### Supplied data
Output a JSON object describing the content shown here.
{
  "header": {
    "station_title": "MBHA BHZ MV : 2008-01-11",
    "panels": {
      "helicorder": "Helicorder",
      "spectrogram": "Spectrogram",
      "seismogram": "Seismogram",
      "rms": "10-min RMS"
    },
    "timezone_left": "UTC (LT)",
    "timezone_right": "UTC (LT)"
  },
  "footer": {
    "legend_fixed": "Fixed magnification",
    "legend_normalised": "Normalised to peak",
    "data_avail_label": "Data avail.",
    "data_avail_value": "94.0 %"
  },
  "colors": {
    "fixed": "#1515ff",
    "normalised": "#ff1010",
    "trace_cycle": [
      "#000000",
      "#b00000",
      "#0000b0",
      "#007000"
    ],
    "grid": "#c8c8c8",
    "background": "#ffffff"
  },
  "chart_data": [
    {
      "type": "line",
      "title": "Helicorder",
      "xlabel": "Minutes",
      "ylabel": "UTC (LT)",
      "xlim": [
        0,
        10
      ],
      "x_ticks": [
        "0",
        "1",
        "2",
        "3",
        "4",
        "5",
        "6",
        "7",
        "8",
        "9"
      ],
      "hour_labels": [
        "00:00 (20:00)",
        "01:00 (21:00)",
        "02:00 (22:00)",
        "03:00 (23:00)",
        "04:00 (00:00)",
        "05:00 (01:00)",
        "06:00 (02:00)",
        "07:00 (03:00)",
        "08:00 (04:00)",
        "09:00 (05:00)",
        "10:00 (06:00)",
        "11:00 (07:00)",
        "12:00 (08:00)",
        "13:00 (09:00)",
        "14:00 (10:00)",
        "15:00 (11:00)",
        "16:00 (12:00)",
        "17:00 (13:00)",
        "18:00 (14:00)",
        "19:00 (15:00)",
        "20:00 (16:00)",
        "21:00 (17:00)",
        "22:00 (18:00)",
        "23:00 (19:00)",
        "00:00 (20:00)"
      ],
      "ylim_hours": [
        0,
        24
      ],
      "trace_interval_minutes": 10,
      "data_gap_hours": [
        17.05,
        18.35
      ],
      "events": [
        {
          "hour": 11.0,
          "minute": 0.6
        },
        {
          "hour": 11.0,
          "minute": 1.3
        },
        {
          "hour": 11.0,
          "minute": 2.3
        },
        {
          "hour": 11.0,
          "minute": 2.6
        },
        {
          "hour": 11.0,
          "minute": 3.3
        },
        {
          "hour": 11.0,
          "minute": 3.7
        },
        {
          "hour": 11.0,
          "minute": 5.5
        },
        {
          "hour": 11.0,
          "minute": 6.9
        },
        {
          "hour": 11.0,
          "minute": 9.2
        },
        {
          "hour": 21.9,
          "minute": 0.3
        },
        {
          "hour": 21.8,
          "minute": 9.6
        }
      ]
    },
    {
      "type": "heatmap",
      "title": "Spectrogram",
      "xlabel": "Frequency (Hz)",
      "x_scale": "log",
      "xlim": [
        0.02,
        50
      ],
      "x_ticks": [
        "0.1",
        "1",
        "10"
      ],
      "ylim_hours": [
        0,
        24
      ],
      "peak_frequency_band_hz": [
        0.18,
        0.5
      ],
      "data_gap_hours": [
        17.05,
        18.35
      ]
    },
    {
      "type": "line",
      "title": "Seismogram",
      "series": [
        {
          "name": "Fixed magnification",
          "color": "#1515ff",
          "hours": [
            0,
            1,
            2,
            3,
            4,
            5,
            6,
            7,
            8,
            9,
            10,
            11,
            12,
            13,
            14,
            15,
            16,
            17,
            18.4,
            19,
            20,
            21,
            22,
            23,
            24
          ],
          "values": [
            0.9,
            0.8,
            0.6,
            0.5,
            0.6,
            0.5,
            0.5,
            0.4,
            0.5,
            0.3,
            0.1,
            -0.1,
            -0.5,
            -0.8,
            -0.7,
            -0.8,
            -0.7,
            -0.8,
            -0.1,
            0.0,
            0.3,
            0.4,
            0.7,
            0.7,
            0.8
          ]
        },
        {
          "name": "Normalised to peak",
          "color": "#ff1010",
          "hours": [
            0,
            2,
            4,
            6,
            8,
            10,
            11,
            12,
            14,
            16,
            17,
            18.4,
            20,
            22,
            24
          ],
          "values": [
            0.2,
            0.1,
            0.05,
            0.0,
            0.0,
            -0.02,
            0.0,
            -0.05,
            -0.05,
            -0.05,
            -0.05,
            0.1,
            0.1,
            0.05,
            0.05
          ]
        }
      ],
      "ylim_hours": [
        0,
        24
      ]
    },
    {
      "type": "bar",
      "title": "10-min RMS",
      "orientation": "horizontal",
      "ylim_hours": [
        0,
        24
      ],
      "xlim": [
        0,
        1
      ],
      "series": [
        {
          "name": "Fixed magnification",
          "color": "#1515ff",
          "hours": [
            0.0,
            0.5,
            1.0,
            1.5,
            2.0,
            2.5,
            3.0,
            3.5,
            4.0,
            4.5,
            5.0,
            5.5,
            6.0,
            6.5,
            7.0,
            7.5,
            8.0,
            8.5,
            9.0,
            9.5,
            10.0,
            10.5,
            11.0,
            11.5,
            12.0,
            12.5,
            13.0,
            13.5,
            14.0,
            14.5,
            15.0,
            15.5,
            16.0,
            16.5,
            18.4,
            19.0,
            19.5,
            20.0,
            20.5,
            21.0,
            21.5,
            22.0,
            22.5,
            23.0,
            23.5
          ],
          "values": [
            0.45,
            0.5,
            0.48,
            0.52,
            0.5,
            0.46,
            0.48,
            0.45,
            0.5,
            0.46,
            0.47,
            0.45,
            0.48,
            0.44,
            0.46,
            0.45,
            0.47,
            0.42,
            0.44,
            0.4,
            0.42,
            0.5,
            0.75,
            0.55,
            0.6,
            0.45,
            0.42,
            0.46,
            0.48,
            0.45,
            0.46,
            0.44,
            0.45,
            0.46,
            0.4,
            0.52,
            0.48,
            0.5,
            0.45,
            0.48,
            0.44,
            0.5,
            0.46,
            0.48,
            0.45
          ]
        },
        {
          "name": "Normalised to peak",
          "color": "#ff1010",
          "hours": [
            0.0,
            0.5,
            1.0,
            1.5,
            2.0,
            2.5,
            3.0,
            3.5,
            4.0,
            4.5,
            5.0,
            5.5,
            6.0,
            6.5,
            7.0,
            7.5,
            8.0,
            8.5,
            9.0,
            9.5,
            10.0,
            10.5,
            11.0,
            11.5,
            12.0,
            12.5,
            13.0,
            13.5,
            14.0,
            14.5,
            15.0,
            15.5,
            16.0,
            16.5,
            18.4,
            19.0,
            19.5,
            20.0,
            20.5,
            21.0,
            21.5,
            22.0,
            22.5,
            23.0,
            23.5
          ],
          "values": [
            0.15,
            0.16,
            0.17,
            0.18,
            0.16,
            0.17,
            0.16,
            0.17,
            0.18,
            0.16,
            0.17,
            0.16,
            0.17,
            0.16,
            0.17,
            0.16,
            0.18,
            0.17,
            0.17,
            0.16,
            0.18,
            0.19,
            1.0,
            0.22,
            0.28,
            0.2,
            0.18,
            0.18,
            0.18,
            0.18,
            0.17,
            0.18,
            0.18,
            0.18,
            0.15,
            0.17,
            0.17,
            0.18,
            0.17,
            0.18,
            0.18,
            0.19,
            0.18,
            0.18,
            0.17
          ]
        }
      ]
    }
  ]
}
######
### Goal of the exercise
Look through the entries above. Extract each line with the word "Helicorder".

### Answer to the problem
      "helicorder": "Helicorder",
      "title": "Helicorder",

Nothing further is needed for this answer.